• Exercise brief:
Reproduce the entries in full, with no changes.

Figure record extracts
************
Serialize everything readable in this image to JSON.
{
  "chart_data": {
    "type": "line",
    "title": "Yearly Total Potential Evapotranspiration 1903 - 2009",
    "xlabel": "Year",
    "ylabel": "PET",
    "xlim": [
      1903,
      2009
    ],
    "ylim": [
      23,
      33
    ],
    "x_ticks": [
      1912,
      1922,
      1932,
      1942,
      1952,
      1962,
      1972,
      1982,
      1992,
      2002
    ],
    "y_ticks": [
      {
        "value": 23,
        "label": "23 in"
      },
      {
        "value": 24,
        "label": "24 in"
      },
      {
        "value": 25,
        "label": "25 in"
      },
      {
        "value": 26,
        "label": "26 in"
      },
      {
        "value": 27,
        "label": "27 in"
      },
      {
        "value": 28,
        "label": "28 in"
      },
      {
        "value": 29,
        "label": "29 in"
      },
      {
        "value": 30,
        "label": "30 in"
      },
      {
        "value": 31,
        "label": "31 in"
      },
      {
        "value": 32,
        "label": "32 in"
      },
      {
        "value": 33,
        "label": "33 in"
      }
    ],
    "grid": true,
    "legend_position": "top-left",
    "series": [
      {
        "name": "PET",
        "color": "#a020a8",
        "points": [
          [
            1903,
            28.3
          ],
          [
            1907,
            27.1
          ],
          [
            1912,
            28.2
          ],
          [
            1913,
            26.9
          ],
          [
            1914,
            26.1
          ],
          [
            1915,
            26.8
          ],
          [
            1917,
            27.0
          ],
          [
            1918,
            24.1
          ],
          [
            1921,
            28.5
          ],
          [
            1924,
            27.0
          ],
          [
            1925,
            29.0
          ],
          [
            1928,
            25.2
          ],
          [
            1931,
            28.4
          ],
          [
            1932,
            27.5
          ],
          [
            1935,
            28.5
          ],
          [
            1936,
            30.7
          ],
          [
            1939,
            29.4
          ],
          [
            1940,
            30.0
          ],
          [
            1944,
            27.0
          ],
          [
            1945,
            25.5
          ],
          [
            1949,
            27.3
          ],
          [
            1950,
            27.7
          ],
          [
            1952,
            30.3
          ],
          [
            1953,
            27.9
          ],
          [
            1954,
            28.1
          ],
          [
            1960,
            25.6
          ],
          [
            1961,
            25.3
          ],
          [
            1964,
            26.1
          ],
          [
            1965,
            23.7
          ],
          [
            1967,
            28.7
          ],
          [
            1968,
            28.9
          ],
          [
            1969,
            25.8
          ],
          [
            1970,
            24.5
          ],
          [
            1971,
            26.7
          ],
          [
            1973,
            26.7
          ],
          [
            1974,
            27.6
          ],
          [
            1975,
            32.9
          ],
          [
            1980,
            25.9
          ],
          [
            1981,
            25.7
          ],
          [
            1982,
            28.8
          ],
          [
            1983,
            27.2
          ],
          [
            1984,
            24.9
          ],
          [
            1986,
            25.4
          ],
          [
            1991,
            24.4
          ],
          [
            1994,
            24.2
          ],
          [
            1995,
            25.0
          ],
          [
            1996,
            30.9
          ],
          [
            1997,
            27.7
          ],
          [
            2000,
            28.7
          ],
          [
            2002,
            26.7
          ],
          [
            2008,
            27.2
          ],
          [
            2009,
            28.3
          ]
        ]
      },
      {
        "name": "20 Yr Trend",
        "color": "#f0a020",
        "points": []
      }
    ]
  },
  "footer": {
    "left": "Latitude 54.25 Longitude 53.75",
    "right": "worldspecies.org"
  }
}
************
• Result:
Serialize everything readable in this image to JSON.
{
  "chart_data": {
    "type": "line",
    "title": "Yearly Total Potential Evapotranspiration 1903 - 2009",
    "xlabel": "Year",
    "ylabel": "PET",
    "xlim": [
      1903,
      2009
    ],
    "ylim": [
      23,
      33
    ],
    "x_ticks": [
      1912,
      1922,
      1932,
      1942,
      1952,
      1962,
      1972,
      1982,
      1992,
      2002
    ],
    "y_ticks": [
      {
        "value": 23,
        "label": "23 in"
      },
      {
        "value": 24,
        "label": "24 in"
      },
      {
        "value": 25,
        "label": "25 in"
      },
      {
        "value": 26,
        "label": "26 in"
      },
      {
        "value": 27,
        "label": "27 in"
      },
      {
        "value": 28,
        "label": "28 in"
      },
      {
        "value": 29,
        "label": "29 in"
      },
      {
        "value": 30,
        "label": "30 in"
      },
      {
        "value": 31,
        "label": "31 in"
      },
      {
        "value": 32,
        "label": "32 in"
      },
      {
        "value": 33,
        "label": "33 in"
      }
    ],
    "grid": true,
    "legend_position": "top-left",
    "series": [
      {
        "name": "PET",
        "color": "#a020a8",
        "points": [
          [
            1903,
            28.3
          ],
          [
            1907,
            27.1
          ],
          [
            1912,
            28.2
          ],
          [
            1913,
            26.9
          ],
          [
            1914,
            26.1
          ],
          [
            1915,
            26.8
          ],
          [
            1917,
            27.0
          ],
          [
            1918,
            24.1
          ],
          [
            1921,
            28.5
          ],
          [
            1924,
            27.0
          ],
          [
            1925,
            29.0
          ],
          [
            1928,
            25.2
          ],
          [
            1931,
            28.4
          ],
          [
            1932,
            27.5
          ],
          [
            1935,
            28.5
          ],
          [
            1936,
            30.7
          ],
          [
            1939,
            29.4
          ],
          [
            1940,
            30.0
          ],
          [
            1944,
            27.0
          ],
          [
            1945,
            25.5
          ],
          [
            1949,
            27.3
          ],
          [
            1950,
            27.7
          ],
          [
            1952,
            30.3
          ],
          [
            1953,
            27.9
          ],
          [
            1954,
            28.1
          ],
          [
            1960,
            25.6
          ],
          [
            1961,
            25.3
          ],
          [
            1964,
            26.1
          ],
          [
            1965,
            23.7
          ],
          [
            1967,
            28.7
          ],
          [
            1968,
            28.9
          ],
          [
            1969,
            25.8
          ],
          [
            1970,
            24.5
          ],
          [
            1971,
            26.7
          ],
          [
            1973,
            26.7
          ],
          [
            1974,
            27.6
          ],
          [
            1975,
            32.9
          ],
          [
            1980,
            25.9
          ],
          [
            1981,
            25.7
          ],
          [
            1982,
            28.8
          ],
          [
            1983,
            27.2
          ],
          [
            1984,
            24.9
          ],
          [
            1986,
            25.4
          ],
          [
            1991,
            24.4
          ],
          [
            1994,
            24.2
          ],
          [
            1995,
            25.0
          ],
          [
            1996,
            30.9
          ],
          [
            1997,
            27.7
          ],
          [
            2000,
            28.7
          ],
          [
            2002,
            26.7
          ],
          [
            2008,
            27.2
          ],
          [
            2009,
            28.3
          ]
        ]
      },
      {
        "name": "20 Yr Trend",
        "color": "#f0a020",
        "points": []
      }
    ]
  },
  "footer": {
    "left": "Latitude 54.25 Longitude 53.75",
    "right": "worldspecies.org"
  }
}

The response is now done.